Esercizi da svolgere
A – Riscrivi il testo su Conrad da "La gioventù nella" a "nel loro acme.", sostituendo "nostalgia" con "malinconia".
B – Riprendi il testo su Conrad e prosegui dopo la sua ultima frase.

Testo da leggere
____

Ora le vicissitudini della Judea, del suo equipaggio e di M. e le veementi energie da questi profuse, evidenziano l’idea di Conrad che il destino avverso e la cattiva sorte, attanagliano e ostacolano l’esistenza, ma compito dell’uomo è assumersi le sue responsabilità, reagire, una sorta di coraggio di esistere, pur nella consapevolezza, fatta di disincantato realismo, che giovinezza, forza e illusioni saranno, nel corso della vita costrette a lasciare il passo allo scorrere del tempo e al loro contestuale svanire, infatti “Gioventù” finisce con queste parole, pronunciate al tavolo dei convitati che hanno ascoltato il racconto di M.: “ le nostre facce segnate dalla fatica, dagli inganni, dal successo, dall’ amore; i nostri occhi stanchi che ancora, sempre, cercano di trar fuori qualcosa dalla vita che mentre l’aspetti è già passata…insieme con la giovinezza, con la forza, con il romanzo delle illusioni.”
La gioventù nella visione di Conrad, nonché nella sua personale esperienza è quindi il luogo dell’avventura per antonomasia, in cui affermare la vita contro la morte, ma è una lotta prima di tutto individuale quella che descrive Conrad, dove l’uomo deve contare prima di tutto su se stesso: “Agisci o muori”, il motto della Judea, è più volte richiamato da M. nel corso del racconto. Vi è quindi una sottile “linea d’ombra” di rimpianto e di nostalgia in questo racconto per un momento della vita in cui forza e coraggio sono nel loro acme.
E che quel periodo della vita, della sua vita fosse per Conrad foriero di emozioni ce lo dice anche, in tutta la sua autorevolezza, Pavese, riferendosi, non a caso proprio a “Gioventù”, quando scrive: “Come in tutta la buona narrativa della sua generazione, si sente che Conrad, quando fa le sue prove migliori, attinge a un fondo di memoria e d’ emozione che si può chiamare col titolo di uno dei suoi romanzi: <<Gioventù>>” ( C. Pavese – Nota introduttiva, in J. Conrad – Linea d’ombra – Einaudi – 1988 – pg.V) E, più in generale, è sempre Pavese a darci un’ulteriore, più precisa, direi definitiva chiave di lettura, perfettamente valida anche per questo racconto: “Il Mare del Sud è veramente per Conrad il luogo dell’anima, non l’altomare di Melville, titanico e insieme biblico, non quello di Stevenson, stazione climatica ricca di nobili leggende e interessanti istituzioni, ma il perenne inquieto via vai della costa, degli ozi delle tolde e dei porti, l’esitazione che può fare di ogni imbarco e di ogni approdo l’inizio di una stupenda e assurda avventura di giovinezza di passione e di destino.” ( C. Pavese – Cit. pgg. V/VI)

____

Record da una fonte di dati

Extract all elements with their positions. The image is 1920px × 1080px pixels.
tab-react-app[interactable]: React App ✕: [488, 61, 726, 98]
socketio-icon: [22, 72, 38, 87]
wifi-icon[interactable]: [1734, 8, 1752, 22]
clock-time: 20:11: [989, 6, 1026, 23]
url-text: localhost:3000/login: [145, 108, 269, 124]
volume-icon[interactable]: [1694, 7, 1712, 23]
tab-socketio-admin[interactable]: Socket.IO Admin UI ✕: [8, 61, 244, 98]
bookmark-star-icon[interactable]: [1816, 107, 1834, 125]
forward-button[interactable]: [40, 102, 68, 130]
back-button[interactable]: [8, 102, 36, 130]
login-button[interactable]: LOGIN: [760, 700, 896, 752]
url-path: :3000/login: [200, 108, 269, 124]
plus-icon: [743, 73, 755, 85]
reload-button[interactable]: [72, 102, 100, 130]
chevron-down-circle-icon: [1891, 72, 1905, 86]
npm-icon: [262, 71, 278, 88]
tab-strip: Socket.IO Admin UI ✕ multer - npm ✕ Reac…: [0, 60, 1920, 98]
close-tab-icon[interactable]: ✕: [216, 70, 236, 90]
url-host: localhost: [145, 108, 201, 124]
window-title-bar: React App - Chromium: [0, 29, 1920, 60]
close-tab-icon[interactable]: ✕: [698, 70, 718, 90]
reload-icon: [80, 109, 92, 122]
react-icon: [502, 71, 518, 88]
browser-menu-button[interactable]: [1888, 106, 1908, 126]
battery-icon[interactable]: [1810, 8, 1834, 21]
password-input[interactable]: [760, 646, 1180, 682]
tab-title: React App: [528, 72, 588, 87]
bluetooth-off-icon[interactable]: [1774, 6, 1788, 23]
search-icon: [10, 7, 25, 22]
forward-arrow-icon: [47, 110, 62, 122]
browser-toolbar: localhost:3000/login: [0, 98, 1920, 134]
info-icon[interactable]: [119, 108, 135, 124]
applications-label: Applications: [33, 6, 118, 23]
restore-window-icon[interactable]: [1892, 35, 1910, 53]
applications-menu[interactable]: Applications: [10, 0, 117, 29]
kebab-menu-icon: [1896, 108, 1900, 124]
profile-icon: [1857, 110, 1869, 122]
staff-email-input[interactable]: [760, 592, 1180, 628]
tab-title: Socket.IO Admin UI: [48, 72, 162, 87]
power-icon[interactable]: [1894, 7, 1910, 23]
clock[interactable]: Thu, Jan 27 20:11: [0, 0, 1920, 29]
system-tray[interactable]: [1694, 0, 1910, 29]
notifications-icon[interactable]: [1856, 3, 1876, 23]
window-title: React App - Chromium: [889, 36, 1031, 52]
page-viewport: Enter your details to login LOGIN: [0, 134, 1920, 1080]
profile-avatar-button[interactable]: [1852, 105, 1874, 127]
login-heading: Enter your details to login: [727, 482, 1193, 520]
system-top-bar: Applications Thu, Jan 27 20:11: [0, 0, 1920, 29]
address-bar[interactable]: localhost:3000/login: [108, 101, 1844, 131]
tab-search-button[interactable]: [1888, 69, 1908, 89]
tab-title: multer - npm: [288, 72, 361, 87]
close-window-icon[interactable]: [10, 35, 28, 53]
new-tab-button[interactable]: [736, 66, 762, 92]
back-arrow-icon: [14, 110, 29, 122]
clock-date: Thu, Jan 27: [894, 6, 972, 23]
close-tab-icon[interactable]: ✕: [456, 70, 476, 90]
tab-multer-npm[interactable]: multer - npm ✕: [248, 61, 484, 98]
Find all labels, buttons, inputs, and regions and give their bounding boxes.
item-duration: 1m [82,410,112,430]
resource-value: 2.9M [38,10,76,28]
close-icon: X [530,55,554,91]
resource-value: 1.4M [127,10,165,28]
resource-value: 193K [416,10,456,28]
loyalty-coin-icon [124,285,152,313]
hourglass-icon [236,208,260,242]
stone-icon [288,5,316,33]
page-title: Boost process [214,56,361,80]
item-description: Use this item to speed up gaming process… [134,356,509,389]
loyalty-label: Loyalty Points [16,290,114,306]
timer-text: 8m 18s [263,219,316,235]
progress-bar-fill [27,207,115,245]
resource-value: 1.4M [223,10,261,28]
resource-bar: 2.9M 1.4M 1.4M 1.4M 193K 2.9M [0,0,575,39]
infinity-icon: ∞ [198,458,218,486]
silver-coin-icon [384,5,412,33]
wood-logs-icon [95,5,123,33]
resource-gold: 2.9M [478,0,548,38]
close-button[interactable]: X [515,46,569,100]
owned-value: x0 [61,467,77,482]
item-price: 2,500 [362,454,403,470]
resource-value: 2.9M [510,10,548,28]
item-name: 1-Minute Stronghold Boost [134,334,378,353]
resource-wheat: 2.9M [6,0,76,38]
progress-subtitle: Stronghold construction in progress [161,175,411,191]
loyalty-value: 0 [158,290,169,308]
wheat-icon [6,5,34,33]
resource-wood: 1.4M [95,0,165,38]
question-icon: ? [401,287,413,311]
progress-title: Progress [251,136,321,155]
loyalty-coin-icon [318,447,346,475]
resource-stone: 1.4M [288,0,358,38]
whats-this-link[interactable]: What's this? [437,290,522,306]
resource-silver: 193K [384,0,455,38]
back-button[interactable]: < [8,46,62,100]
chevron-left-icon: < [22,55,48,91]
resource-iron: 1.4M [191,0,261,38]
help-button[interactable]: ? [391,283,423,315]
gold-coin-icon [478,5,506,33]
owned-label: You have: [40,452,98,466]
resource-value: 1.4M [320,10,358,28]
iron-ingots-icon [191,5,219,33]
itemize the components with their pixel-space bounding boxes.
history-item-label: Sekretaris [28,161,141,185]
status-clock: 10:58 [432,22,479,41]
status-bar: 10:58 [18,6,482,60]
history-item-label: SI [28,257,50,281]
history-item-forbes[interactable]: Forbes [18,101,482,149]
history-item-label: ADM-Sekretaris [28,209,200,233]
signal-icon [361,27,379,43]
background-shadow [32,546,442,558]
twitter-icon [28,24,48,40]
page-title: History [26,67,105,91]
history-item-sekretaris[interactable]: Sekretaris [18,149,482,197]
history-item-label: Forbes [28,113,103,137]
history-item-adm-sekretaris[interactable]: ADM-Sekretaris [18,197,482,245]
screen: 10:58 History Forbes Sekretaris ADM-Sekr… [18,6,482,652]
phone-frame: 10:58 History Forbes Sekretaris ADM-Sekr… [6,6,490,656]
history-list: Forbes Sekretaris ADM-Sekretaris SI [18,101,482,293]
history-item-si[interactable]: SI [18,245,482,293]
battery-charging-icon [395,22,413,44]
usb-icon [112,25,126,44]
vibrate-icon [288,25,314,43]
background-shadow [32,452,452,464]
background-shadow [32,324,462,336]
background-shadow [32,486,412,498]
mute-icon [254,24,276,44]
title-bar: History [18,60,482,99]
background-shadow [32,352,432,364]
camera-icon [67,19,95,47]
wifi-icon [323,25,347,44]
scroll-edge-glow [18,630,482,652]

____

Soluzioni degli esercizi
A –
La gioventù nella visione di Conrad, nonché nella sua personale esperienza è quindi il luogo dell’avventura per antonomasia, in cui affermare la vita contro la morte, ma è una lotta prima di tutto individuale quella che descrive Conrad, dove l’uomo deve contare prima di tutto su se stesso: “Agisci o muori”, il motto della Judea, è più volte richiamato da M. nel corso del racconto. Vi è quindi una sottile “linea d’ombra” di rimpianto e di malinconia in questo racconto per un momento della vita in cui forza e coraggio sono nel loro acme.

B –
Ne “Il passeggero segreto”, come detto, il protagonista è il capitano il quale nasconderà a bordo, anzi nella sua stessa cabina, un ufficiale di un’altra nave, ormeggiata vicino alla sua che, issatosi nascostamente sulla sua nave, vi aveva trovato rifugio. Come confesserà al capitano egli fuggiva in quanto macchiatosi, se pur contro le sue intenzioni, dell’uccisione di un marinaio sulla nave in cui era imbarcato. Ma il vero soggetto di questo racconto è il sottile e via via sempre più avvolgente conflitto interiore che avvilupperà il capitano il quale, nel diventare, di fatto, complice del fuggiasco, proteggendolo, svilupperà un progressivo processo di identificazione, quasi che anche egli avesse in sé una colpa oscura e inconfessata di cui l’altro da sé, il fuggiasco, con la sua apparizione, ne fosse diventato la materializzazione.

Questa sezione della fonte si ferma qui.